* [Materials provided]
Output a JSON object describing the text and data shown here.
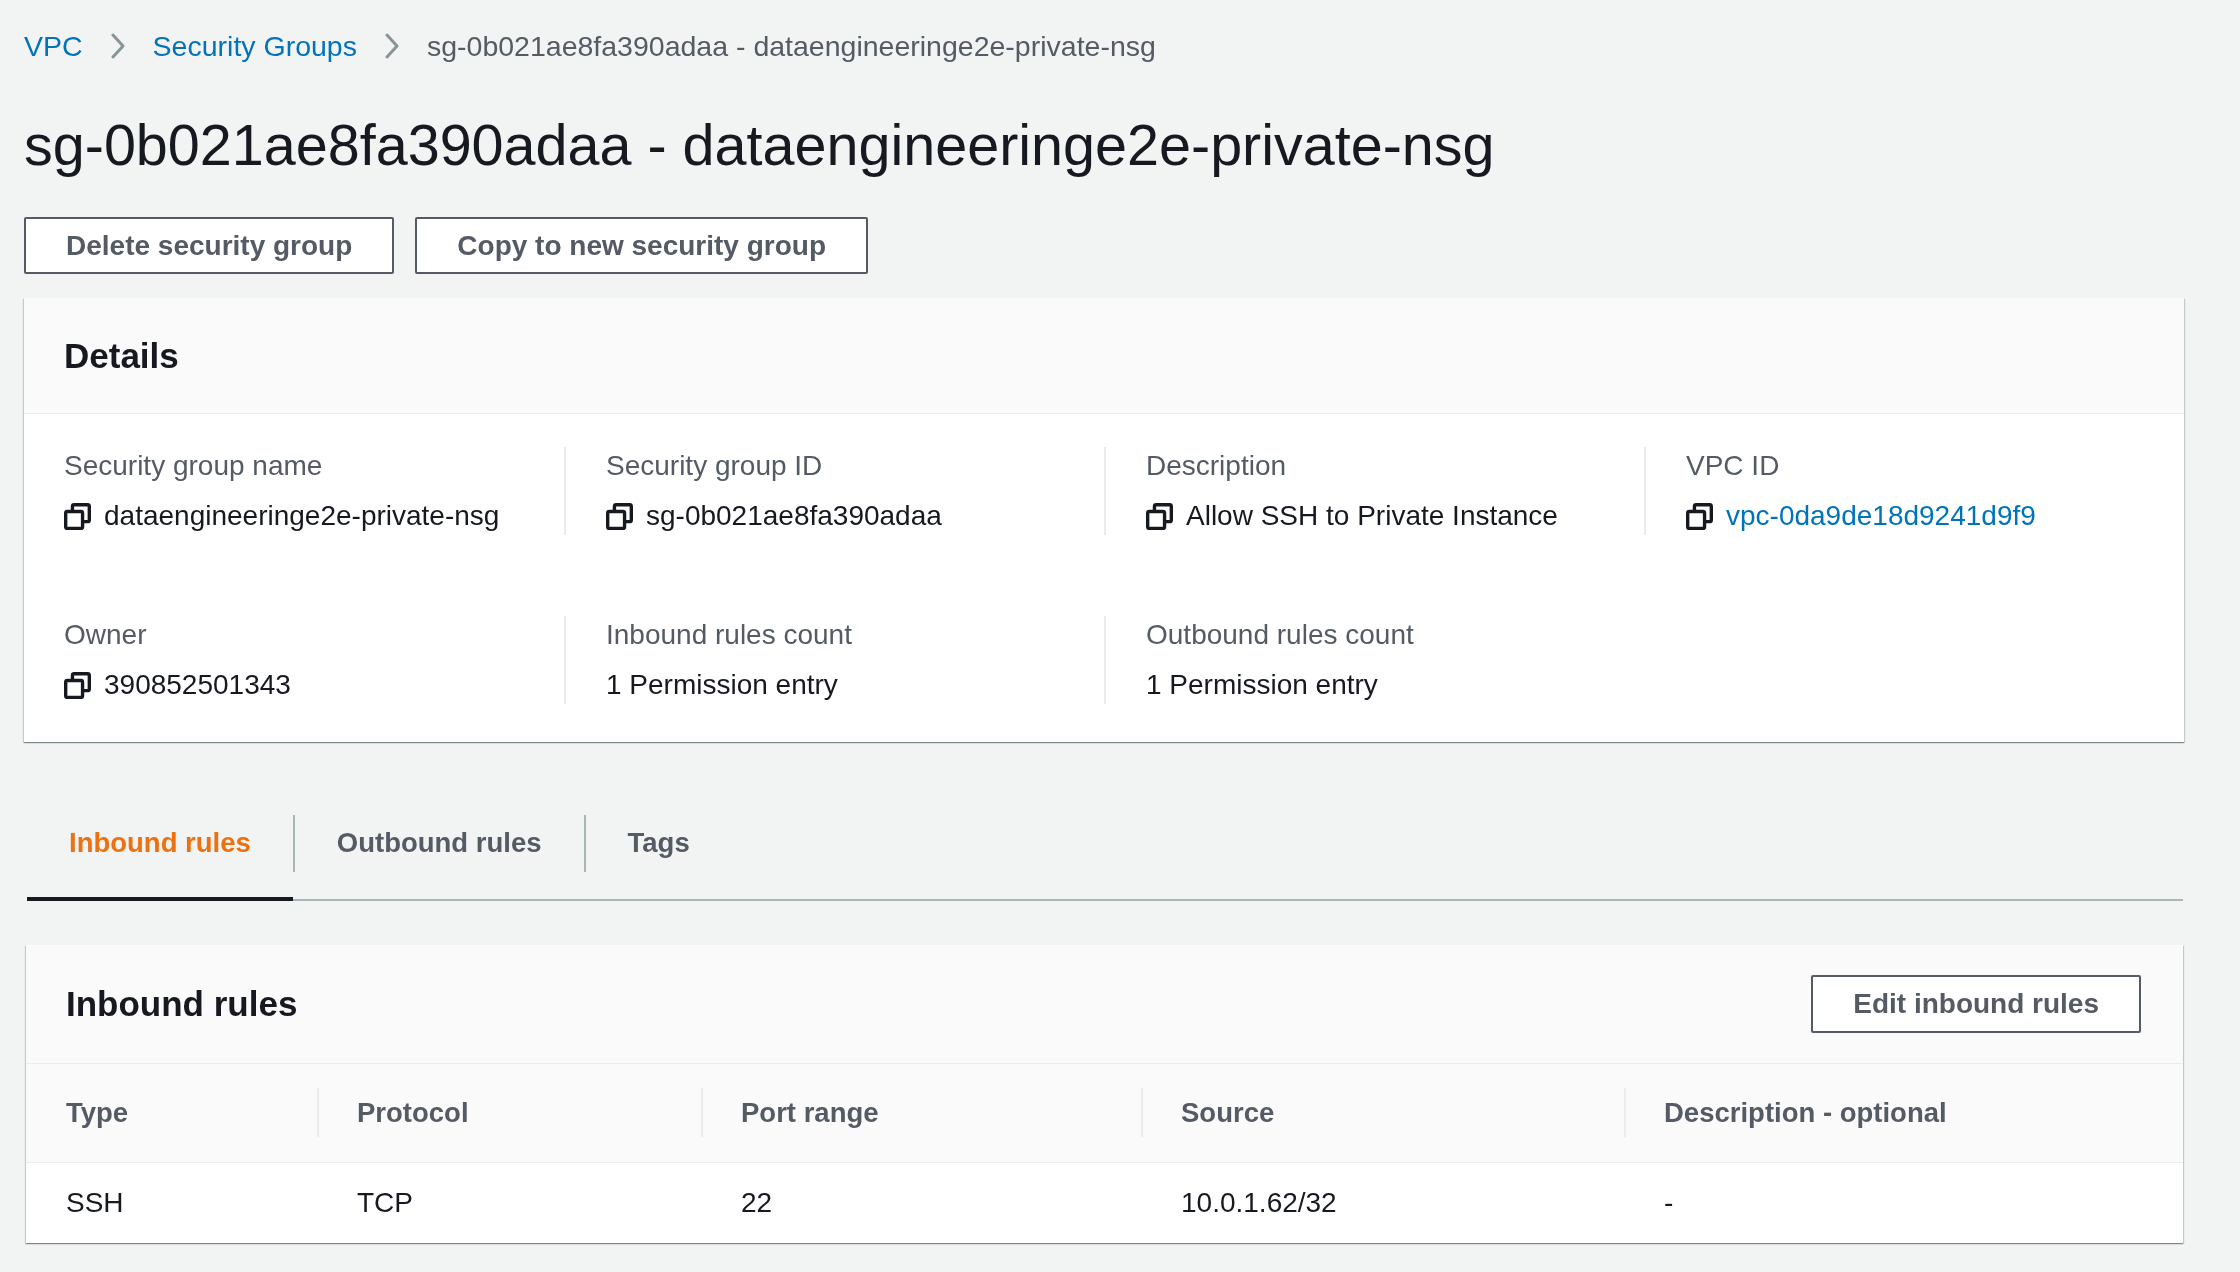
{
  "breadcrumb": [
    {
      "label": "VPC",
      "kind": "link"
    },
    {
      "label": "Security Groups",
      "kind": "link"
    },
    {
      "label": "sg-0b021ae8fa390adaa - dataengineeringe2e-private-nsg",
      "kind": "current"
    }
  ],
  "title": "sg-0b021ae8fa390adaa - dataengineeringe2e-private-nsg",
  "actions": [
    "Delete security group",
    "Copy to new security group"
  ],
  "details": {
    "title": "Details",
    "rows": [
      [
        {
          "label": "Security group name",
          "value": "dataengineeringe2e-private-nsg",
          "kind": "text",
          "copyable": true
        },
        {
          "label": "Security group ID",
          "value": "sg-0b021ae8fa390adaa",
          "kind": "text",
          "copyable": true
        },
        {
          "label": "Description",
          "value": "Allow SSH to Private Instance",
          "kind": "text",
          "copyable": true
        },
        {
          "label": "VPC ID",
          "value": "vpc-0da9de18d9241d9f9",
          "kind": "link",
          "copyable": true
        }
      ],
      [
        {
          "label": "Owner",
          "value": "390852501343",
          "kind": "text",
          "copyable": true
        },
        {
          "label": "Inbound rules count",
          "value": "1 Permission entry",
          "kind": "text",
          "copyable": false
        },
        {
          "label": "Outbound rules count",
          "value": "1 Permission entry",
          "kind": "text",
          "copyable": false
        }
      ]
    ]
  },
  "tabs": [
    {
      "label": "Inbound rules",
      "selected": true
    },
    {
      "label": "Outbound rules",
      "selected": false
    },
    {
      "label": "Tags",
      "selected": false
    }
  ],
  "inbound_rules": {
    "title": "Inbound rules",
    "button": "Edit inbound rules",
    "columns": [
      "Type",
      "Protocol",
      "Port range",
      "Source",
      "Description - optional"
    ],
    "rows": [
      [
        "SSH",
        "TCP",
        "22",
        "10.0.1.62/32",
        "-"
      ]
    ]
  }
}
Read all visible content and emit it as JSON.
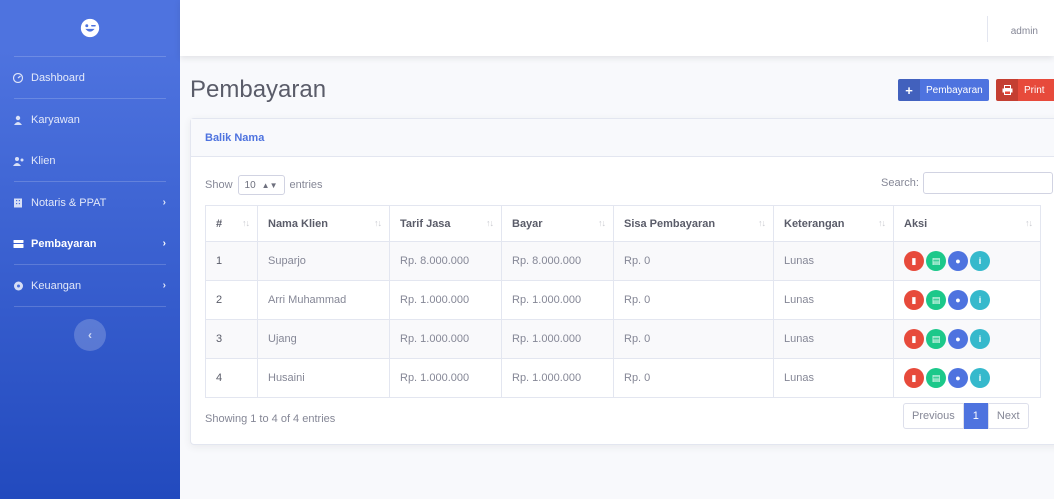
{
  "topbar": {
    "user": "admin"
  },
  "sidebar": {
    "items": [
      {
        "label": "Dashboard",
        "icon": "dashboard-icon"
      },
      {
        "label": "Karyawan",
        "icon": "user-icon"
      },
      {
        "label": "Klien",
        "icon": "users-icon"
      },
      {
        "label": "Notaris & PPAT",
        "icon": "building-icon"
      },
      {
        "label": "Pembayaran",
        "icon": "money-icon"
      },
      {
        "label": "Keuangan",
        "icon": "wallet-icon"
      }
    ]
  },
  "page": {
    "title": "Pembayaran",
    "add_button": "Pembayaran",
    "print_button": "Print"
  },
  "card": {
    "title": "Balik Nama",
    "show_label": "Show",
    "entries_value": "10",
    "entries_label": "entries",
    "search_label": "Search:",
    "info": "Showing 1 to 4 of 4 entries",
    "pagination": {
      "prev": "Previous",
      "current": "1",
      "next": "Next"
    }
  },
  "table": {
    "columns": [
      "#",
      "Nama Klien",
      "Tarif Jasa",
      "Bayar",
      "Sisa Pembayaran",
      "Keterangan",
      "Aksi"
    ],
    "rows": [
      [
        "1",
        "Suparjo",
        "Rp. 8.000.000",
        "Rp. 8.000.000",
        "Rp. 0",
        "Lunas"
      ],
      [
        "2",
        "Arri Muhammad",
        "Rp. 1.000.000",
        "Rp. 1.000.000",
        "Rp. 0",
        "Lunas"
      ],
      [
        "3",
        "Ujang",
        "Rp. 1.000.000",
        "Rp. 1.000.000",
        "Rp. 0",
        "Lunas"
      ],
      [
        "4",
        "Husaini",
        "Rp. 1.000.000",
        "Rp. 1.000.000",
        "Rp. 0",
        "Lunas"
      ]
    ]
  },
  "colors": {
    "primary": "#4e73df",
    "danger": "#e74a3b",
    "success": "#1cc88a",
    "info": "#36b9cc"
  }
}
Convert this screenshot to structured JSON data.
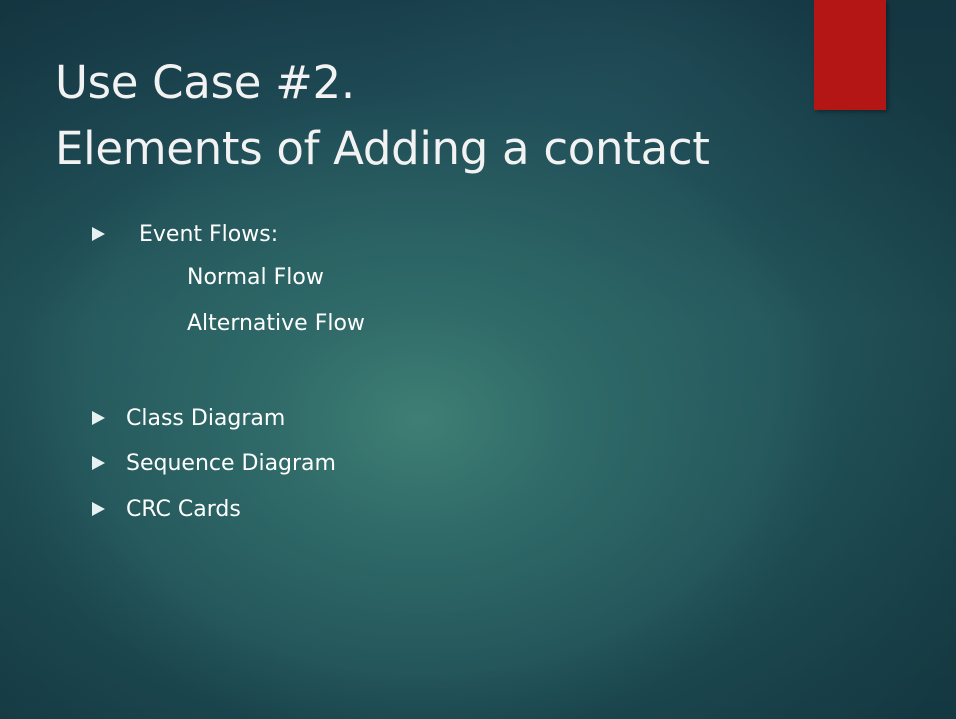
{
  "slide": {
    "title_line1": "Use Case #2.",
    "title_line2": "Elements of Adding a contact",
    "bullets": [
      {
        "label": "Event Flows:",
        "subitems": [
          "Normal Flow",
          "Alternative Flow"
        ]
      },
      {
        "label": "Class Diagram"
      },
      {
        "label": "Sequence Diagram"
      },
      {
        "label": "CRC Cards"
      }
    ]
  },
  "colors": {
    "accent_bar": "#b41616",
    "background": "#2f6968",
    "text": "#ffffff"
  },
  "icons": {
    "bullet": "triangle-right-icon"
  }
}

* [Direction]
Output all of the data exactly as it stands, minus any images.

* [Solution]
Output a JSON object describing the text and data shown here.
{
  "breadcrumb": [
    {
      "label": "VPC",
      "kind": "link"
    },
    {
      "label": "Security Groups",
      "kind": "link"
    },
    {
      "label": "sg-0b021ae8fa390adaa - dataengineeringe2e-private-nsg",
      "kind": "current"
    }
  ],
  "title": "sg-0b021ae8fa390adaa - dataengineeringe2e-private-nsg",
  "actions": [
    "Delete security group",
    "Copy to new security group"
  ],
  "details": {
    "title": "Details",
    "rows": [
      [
        {
          "label": "Security group name",
          "value": "dataengineeringe2e-private-nsg",
          "kind": "text",
          "copyable": true
        },
        {
          "label": "Security group ID",
          "value": "sg-0b021ae8fa390adaa",
          "kind": "text",
          "copyable": true
        },
        {
          "label": "Description",
          "value": "Allow SSH to Private Instance",
          "kind": "text",
          "copyable": true
        },
        {
          "label": "VPC ID",
          "value": "vpc-0da9de18d9241d9f9",
          "kind": "link",
          "copyable": true
        }
      ],
      [
        {
          "label": "Owner",
          "value": "390852501343",
          "kind": "text",
          "copyable": true
        },
        {
          "label": "Inbound rules count",
          "value": "1 Permission entry",
          "kind": "text",
          "copyable": false
        },
        {
          "label": "Outbound rules count",
          "value": "1 Permission entry",
          "kind": "text",
          "copyable": false
        }
      ]
    ]
  },
  "tabs": [
    {
      "label": "Inbound rules",
      "selected": true
    },
    {
      "label": "Outbound rules",
      "selected": false
    },
    {
      "label": "Tags",
      "selected": false
    }
  ],
  "inbound_rules": {
    "title": "Inbound rules",
    "button": "Edit inbound rules",
    "columns": [
      "Type",
      "Protocol",
      "Port range",
      "Source",
      "Description - optional"
    ],
    "rows": [
      [
        "SSH",
        "TCP",
        "22",
        "10.0.1.62/32",
        "-"
      ]
    ]
  }
}
Read all visible content and emit it as JSON.
{
  "topbar": {
    "user": "admin"
  },
  "sidebar": {
    "items": [
      {
        "label": "Dashboard",
        "icon": "dashboard-icon"
      },
      {
        "label": "Karyawan",
        "icon": "user-icon"
      },
      {
        "label": "Klien",
        "icon": "users-icon"
      },
      {
        "label": "Notaris & PPAT",
        "icon": "building-icon"
      },
      {
        "label": "Pembayaran",
        "icon": "money-icon"
      },
      {
        "label": "Keuangan",
        "icon": "wallet-icon"
      }
    ]
  },
  "page": {
    "title": "Pembayaran",
    "add_button": "Pembayaran",
    "print_button": "Print"
  },
  "card": {
    "title": "Balik Nama",
    "show_label": "Show",
    "entries_value": "10",
    "entries_label": "entries",
    "search_label": "Search:",
    "info": "Showing 1 to 4 of 4 entries",
    "pagination": {
      "prev": "Previous",
      "current": "1",
      "next": "Next"
    }
  },
  "table": {
    "columns": [
      "#",
      "Nama Klien",
      "Tarif Jasa",
      "Bayar",
      "Sisa Pembayaran",
      "Keterangan",
      "Aksi"
    ],
    "rows": [
      [
        "1",
        "Suparjo",
        "Rp. 8.000.000",
        "Rp. 8.000.000",
        "Rp. 0",
        "Lunas"
      ],
      [
        "2",
        "Arri Muhammad",
        "Rp. 1.000.000",
        "Rp. 1.000.000",
        "Rp. 0",
        "Lunas"
      ],
      [
        "3",
        "Ujang",
        "Rp. 1.000.000",
        "Rp. 1.000.000",
        "Rp. 0",
        "Lunas"
      ],
      [
        "4",
        "Husaini",
        "Rp. 1.000.000",
        "Rp. 1.000.000",
        "Rp. 0",
        "Lunas"
      ]
    ]
  },
  "colors": {
    "primary": "#4e73df",
    "danger": "#e74a3b",
    "success": "#1cc88a",
    "info": "#36b9cc"
  }
}
Convert this screenshot to structured JSON data.
{
  "slide": {
    "title_line1": "Use Case #2.",
    "title_line2": "Elements of Adding a contact",
    "bullets": [
      {
        "label": "Event Flows:",
        "subitems": [
          "Normal Flow",
          "Alternative Flow"
        ]
      },
      {
        "label": "Class Diagram"
      },
      {
        "label": "Sequence Diagram"
      },
      {
        "label": "CRC Cards"
      }
    ]
  },
  "colors": {
    "accent_bar": "#b41616",
    "background": "#2f6968",
    "text": "#ffffff"
  },
  "icons": {
    "bullet": "triangle-right-icon"
  }
}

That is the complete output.